**Figure record extracts**

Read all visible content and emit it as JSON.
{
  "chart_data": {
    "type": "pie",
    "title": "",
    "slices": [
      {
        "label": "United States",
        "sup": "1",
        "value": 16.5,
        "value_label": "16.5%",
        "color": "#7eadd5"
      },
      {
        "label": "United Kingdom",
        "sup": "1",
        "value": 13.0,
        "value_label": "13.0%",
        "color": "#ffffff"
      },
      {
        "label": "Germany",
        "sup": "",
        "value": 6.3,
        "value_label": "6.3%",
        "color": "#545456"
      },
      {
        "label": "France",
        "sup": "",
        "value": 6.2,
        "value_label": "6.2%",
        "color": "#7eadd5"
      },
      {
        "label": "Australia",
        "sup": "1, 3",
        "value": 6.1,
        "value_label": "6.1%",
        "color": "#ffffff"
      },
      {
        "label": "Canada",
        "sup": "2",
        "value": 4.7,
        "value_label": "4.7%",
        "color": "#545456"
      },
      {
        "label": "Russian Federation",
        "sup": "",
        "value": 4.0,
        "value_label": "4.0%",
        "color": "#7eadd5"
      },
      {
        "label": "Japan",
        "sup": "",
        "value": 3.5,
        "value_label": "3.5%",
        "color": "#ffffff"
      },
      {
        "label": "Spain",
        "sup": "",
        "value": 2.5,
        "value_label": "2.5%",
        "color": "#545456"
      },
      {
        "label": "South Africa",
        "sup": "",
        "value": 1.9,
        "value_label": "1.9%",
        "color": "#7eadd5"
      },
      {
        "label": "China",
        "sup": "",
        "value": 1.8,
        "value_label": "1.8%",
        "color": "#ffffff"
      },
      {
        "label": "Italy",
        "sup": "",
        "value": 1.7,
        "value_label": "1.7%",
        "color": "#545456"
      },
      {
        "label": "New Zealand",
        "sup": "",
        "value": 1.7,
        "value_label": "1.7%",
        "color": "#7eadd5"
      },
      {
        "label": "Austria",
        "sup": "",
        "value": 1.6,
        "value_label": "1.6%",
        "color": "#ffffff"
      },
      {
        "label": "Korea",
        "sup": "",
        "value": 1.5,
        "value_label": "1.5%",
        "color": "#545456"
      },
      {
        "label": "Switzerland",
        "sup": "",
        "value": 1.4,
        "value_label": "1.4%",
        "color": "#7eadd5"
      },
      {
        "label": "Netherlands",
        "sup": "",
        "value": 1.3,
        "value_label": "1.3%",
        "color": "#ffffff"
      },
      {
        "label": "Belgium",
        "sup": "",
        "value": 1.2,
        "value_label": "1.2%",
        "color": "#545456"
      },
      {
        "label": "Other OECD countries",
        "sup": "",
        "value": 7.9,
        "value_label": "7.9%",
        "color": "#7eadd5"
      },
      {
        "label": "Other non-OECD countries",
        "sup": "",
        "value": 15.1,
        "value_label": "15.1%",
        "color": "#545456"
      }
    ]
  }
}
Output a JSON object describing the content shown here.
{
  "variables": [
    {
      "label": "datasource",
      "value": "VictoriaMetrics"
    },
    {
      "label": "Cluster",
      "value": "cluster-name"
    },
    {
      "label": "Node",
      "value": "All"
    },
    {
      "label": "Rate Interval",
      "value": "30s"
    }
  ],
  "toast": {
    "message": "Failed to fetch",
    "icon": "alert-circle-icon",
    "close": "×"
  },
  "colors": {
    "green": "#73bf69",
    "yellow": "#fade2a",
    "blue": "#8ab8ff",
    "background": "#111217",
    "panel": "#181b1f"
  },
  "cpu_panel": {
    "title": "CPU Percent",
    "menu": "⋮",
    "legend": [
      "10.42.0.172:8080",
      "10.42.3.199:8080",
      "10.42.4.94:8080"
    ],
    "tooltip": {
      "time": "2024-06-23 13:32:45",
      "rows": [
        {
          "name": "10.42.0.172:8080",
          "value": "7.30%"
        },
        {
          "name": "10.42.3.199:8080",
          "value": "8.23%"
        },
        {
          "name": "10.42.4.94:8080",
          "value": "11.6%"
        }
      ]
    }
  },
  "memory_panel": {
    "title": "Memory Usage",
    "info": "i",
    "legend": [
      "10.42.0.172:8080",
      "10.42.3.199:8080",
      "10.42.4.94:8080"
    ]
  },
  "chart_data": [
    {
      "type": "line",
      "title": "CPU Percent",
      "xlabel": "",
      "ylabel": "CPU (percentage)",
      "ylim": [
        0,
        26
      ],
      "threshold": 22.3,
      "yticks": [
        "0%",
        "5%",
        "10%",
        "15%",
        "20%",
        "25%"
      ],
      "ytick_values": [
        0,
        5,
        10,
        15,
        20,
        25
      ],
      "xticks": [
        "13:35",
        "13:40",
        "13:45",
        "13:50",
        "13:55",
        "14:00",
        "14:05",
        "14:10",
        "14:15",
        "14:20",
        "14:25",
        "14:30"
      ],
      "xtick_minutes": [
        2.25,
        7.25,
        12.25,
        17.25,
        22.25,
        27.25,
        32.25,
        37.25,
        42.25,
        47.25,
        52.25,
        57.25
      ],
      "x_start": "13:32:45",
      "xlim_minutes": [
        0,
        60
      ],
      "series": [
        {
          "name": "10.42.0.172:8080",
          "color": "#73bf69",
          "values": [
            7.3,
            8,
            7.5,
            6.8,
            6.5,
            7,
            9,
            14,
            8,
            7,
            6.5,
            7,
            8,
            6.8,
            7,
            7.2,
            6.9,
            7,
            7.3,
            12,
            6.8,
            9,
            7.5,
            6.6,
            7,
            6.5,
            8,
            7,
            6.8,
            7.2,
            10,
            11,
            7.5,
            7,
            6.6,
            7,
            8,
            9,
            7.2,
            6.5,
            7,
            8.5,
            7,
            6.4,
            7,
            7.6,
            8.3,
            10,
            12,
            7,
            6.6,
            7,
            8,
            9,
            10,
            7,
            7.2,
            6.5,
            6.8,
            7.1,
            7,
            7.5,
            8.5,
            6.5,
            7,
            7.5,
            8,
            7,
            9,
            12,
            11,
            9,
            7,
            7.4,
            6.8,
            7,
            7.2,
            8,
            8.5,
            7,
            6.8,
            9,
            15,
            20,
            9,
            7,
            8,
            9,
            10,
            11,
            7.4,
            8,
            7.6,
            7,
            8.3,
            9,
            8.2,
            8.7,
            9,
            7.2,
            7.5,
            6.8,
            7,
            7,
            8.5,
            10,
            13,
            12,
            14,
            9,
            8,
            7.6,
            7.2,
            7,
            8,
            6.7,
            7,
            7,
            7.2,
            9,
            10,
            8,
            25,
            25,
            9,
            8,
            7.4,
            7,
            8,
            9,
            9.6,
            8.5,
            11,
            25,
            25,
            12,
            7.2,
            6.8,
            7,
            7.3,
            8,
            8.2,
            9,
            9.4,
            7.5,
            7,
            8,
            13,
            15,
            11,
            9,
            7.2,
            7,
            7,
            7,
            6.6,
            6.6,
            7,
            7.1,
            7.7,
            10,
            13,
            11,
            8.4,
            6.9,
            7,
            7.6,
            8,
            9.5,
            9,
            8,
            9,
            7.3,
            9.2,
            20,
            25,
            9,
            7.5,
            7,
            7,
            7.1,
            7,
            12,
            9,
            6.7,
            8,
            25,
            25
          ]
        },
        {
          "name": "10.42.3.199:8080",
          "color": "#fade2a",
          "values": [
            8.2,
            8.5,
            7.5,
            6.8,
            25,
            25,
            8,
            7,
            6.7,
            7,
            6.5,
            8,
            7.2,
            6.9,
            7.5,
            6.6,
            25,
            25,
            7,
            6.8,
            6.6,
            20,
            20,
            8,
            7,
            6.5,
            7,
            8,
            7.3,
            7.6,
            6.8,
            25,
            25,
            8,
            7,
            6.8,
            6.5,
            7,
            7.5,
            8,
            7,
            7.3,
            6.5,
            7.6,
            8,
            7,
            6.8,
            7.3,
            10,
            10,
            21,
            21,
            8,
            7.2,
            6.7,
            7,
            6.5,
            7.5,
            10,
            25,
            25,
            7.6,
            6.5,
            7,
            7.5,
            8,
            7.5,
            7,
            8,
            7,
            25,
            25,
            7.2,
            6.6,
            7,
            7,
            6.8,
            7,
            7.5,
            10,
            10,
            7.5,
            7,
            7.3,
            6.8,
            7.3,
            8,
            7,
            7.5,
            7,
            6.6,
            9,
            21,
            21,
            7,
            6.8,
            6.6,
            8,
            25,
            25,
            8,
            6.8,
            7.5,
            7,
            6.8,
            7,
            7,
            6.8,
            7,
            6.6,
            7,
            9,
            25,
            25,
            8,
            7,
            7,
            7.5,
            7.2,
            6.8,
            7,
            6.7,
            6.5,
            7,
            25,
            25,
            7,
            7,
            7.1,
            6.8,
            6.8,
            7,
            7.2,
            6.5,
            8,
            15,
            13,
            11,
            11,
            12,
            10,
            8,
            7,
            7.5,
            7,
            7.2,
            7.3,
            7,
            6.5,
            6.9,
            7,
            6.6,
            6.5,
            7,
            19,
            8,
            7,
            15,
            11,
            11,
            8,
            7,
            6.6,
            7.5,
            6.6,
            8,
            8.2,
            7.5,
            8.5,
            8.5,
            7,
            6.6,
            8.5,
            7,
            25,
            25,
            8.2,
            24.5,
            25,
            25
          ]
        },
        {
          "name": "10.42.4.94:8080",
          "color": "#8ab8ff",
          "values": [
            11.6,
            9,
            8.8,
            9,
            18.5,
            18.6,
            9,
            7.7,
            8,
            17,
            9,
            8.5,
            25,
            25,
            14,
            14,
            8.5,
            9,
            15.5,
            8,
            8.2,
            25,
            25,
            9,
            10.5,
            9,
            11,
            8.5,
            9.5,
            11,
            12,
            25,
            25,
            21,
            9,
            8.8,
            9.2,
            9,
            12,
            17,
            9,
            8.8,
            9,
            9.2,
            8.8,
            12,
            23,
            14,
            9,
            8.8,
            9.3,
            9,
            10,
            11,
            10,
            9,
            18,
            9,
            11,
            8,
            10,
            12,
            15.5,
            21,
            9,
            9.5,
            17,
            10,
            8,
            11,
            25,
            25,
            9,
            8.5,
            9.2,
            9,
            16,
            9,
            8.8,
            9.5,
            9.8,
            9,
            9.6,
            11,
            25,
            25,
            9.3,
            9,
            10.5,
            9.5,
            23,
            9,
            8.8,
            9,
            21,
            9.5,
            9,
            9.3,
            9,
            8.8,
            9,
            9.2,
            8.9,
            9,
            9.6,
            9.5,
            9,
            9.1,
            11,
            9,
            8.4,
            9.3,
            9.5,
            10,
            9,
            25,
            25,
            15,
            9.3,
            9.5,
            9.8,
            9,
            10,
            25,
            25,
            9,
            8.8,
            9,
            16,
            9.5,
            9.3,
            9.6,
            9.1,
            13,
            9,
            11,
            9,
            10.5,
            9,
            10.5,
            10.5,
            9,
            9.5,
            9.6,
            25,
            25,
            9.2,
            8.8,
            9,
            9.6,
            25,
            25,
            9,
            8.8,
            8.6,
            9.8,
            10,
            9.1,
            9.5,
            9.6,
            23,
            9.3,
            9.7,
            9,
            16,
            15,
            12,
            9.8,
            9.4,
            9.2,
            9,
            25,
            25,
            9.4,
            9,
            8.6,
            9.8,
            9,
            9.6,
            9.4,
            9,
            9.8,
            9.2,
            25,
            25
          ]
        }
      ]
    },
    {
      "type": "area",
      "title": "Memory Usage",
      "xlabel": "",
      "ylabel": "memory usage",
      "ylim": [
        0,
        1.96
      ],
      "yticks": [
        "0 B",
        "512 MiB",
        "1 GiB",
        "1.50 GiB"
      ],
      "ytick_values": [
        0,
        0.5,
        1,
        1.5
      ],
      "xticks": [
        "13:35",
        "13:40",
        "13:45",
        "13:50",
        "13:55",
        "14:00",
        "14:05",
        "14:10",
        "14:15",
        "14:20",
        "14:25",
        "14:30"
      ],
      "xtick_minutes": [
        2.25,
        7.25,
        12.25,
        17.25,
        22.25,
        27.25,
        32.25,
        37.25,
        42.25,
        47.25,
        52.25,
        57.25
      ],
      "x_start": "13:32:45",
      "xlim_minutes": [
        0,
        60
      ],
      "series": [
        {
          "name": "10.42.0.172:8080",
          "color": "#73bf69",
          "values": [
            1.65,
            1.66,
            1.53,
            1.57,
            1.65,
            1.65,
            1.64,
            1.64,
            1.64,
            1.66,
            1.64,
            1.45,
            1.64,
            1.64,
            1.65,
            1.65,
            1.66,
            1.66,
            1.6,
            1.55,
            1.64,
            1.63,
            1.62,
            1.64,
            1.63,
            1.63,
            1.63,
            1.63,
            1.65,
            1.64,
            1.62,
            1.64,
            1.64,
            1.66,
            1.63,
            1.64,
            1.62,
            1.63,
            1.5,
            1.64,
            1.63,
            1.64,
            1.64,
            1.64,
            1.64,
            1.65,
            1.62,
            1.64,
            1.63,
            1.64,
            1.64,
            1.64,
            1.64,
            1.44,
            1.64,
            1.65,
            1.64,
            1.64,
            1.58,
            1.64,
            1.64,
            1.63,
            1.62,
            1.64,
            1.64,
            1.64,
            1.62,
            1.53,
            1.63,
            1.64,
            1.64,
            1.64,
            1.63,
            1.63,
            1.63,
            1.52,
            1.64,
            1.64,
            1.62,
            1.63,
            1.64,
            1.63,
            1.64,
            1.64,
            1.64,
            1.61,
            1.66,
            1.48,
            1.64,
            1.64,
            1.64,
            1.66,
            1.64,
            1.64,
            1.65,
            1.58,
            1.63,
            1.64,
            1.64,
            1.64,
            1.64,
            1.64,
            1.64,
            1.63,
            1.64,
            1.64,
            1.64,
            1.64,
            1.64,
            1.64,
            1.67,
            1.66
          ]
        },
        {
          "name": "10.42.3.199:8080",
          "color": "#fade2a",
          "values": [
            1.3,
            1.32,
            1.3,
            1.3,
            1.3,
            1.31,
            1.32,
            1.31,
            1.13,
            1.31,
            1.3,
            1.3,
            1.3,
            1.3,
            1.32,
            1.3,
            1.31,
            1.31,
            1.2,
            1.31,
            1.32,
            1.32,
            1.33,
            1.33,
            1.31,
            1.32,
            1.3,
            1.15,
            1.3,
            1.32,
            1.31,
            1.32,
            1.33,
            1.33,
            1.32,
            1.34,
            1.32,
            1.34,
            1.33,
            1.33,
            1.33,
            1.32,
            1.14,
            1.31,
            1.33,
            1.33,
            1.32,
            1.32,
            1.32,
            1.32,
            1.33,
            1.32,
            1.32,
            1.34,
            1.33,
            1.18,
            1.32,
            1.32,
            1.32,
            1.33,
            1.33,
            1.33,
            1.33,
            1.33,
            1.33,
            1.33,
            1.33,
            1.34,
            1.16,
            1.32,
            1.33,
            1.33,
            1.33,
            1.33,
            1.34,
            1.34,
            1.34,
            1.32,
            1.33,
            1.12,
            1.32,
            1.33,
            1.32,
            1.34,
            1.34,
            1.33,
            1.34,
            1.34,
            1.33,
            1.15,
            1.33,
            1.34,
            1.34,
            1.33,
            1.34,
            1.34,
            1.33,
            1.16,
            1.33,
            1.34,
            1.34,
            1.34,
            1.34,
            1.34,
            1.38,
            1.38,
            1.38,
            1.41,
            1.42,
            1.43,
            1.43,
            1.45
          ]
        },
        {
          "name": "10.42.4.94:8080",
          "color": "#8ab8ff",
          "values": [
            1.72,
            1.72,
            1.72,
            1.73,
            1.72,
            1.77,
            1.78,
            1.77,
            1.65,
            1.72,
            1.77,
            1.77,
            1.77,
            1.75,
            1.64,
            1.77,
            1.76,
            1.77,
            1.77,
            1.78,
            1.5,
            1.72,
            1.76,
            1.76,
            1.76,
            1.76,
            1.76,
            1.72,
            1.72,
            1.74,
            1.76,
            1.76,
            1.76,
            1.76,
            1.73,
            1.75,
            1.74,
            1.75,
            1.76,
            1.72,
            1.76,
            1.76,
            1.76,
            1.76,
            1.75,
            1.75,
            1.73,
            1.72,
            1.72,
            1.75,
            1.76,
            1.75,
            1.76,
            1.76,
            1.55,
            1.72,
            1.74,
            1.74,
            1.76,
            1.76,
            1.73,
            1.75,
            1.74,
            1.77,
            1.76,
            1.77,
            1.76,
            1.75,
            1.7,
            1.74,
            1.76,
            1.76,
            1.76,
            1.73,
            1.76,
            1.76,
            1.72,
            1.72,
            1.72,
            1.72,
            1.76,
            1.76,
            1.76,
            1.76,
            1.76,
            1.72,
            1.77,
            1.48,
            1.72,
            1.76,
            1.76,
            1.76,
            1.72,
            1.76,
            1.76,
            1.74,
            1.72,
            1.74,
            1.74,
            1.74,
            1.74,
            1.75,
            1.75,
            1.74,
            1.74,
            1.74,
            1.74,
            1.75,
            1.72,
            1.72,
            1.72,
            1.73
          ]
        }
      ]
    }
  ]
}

**DIRECTIONS**
Check each line of the records above for the string "United", and report every line that has it.

**THE COMPLETED TASK**
        "label": "United States",
        "label": "United Kingdom",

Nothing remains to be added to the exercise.